Without further comment, state how many lines in the listing below contain the word "обеспечения".

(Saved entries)
* * *
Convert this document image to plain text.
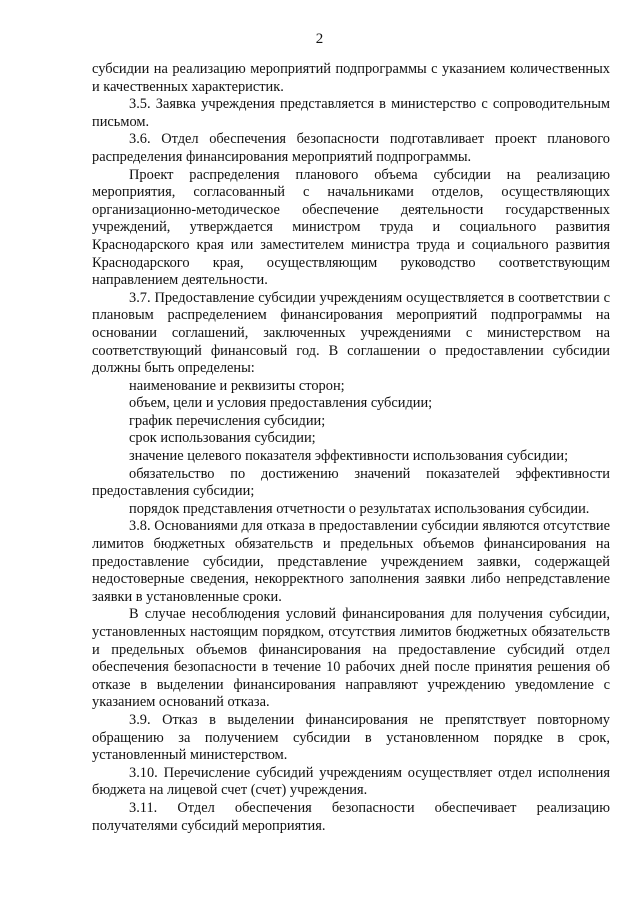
2

субсидии на реализацию мероприятий подпрограммы с указанием количественных и качественных характеристик.

3.5. Заявка учреждения представляется в министерство с сопроводительным письмом.

3.6. Отдел обеспечения безопасности подготавливает проект планового распределения финансирования мероприятий подпрограммы.

Проект распределения планового объема субсидии на реализацию мероприятия, согласованный с начальниками отделов, осуществляющих организационно-методическое обеспечение деятельности государственных учреждений, утверждается министром труда и социального развития Краснодарского края или заместителем министра труда и социального развития Краснодарского края, осуществляющим руководство соответствующим направлением деятельности.

3.7. Предоставление субсидии учреждениям осуществляется в соответствии с плановым распределением финансирования мероприятий подпрограммы на основании соглашений, заключенных учреждениями с министерством на соответствующий финансовый год. В соглашении о предоставлении субсидии должны быть определены:

наименование и реквизиты сторон;

объем, цели и условия предоставления субсидии;

график перечисления субсидии;

срок использования субсидии;

значение целевого показателя эффективности использования субсидии;

обязательство по достижению значений показателей эффективности предоставления субсидии;

порядок представления отчетности о результатах использования субсидии.

3.8. Основаниями для отказа в предоставлении субсидии являются отсутствие лимитов бюджетных обязательств и предельных объемов финансирования на предоставление субсидии, представление учреждением заявки, содержащей недостоверные сведения, некорректного заполнения заявки либо непредставление заявки в установленные сроки.

В случае несоблюдения условий финансирования для получения субсидии, установленных настоящим порядком, отсутствия лимитов бюджетных обязательств и предельных объемов финансирования на предоставление субсидий отдел обеспечения безопасности в течение 10 рабочих дней после принятия решения об отказе в выделении финансирования направляют учреждению уведомление с указанием оснований отказа.

3.9. Отказ в выделении финансирования не препятствует повторному обращению за получением субсидии в установленном порядке в срок, установленный министерством.

3.10. Перечисление субсидий учреждениям осуществляет отдел исполнения бюджета на лицевой счет (счет) учреждения.

3.11. Отдел обеспечения безопасности обеспечивает реализацию получателями субсидий мероприятия.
* * *
Result for this exercise: 3